• [PROMPT] Set down the whole listing verbatim.

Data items
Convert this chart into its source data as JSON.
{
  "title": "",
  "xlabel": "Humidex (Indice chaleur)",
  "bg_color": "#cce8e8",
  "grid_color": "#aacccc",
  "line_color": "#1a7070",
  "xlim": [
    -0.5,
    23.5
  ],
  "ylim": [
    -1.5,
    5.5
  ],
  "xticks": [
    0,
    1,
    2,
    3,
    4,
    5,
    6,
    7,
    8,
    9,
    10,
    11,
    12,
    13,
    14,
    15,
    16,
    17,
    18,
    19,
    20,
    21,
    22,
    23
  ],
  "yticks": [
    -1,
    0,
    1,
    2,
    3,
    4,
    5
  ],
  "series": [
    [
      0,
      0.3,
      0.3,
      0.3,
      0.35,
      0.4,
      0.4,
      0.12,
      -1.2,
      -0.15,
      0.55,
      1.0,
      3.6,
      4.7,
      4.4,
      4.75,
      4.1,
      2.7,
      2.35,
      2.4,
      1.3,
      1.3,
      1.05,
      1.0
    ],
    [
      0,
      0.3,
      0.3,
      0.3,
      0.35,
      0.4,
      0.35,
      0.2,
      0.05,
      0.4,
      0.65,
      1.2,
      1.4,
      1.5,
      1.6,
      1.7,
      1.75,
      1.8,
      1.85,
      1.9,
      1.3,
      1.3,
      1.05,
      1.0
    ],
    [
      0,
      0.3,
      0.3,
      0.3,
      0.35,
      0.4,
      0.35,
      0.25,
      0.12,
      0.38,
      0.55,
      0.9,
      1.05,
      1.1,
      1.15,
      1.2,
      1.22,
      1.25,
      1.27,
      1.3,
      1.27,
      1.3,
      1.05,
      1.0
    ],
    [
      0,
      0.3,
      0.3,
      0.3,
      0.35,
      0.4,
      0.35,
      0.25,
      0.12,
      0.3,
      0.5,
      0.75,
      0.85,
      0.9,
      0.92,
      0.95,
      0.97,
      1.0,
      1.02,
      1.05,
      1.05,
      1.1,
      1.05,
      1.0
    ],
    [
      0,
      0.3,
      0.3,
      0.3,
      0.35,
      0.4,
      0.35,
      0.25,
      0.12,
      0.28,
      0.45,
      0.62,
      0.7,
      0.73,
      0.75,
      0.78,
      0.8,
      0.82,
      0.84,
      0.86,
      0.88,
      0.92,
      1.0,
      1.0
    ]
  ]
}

• [RESPONSE FOR THIS EXERCISE]
Convert this chart into its source data as JSON.
{
  "title": "",
  "xlabel": "Humidex (Indice chaleur)",
  "bg_color": "#cce8e8",
  "grid_color": "#aacccc",
  "line_color": "#1a7070",
  "xlim": [
    -0.5,
    23.5
  ],
  "ylim": [
    -1.5,
    5.5
  ],
  "xticks": [
    0,
    1,
    2,
    3,
    4,
    5,
    6,
    7,
    8,
    9,
    10,
    11,
    12,
    13,
    14,
    15,
    16,
    17,
    18,
    19,
    20,
    21,
    22,
    23
  ],
  "yticks": [
    -1,
    0,
    1,
    2,
    3,
    4,
    5
  ],
  "series": [
    [
      0,
      0.3,
      0.3,
      0.3,
      0.35,
      0.4,
      0.4,
      0.12,
      -1.2,
      -0.15,
      0.55,
      1.0,
      3.6,
      4.7,
      4.4,
      4.75,
      4.1,
      2.7,
      2.35,
      2.4,
      1.3,
      1.3,
      1.05,
      1.0
    ],
    [
      0,
      0.3,
      0.3,
      0.3,
      0.35,
      0.4,
      0.35,
      0.2,
      0.05,
      0.4,
      0.65,
      1.2,
      1.4,
      1.5,
      1.6,
      1.7,
      1.75,
      1.8,
      1.85,
      1.9,
      1.3,
      1.3,
      1.05,
      1.0
    ],
    [
      0,
      0.3,
      0.3,
      0.3,
      0.35,
      0.4,
      0.35,
      0.25,
      0.12,
      0.38,
      0.55,
      0.9,
      1.05,
      1.1,
      1.15,
      1.2,
      1.22,
      1.25,
      1.27,
      1.3,
      1.27,
      1.3,
      1.05,
      1.0
    ],
    [
      0,
      0.3,
      0.3,
      0.3,
      0.35,
      0.4,
      0.35,
      0.25,
      0.12,
      0.3,
      0.5,
      0.75,
      0.85,
      0.9,
      0.92,
      0.95,
      0.97,
      1.0,
      1.02,
      1.05,
      1.05,
      1.1,
      1.05,
      1.0
    ],
    [
      0,
      0.3,
      0.3,
      0.3,
      0.35,
      0.4,
      0.35,
      0.25,
      0.12,
      0.28,
      0.45,
      0.62,
      0.7,
      0.73,
      0.75,
      0.78,
      0.8,
      0.82,
      0.84,
      0.86,
      0.88,
      0.92,
      1.0,
      1.0
    ]
  ]
}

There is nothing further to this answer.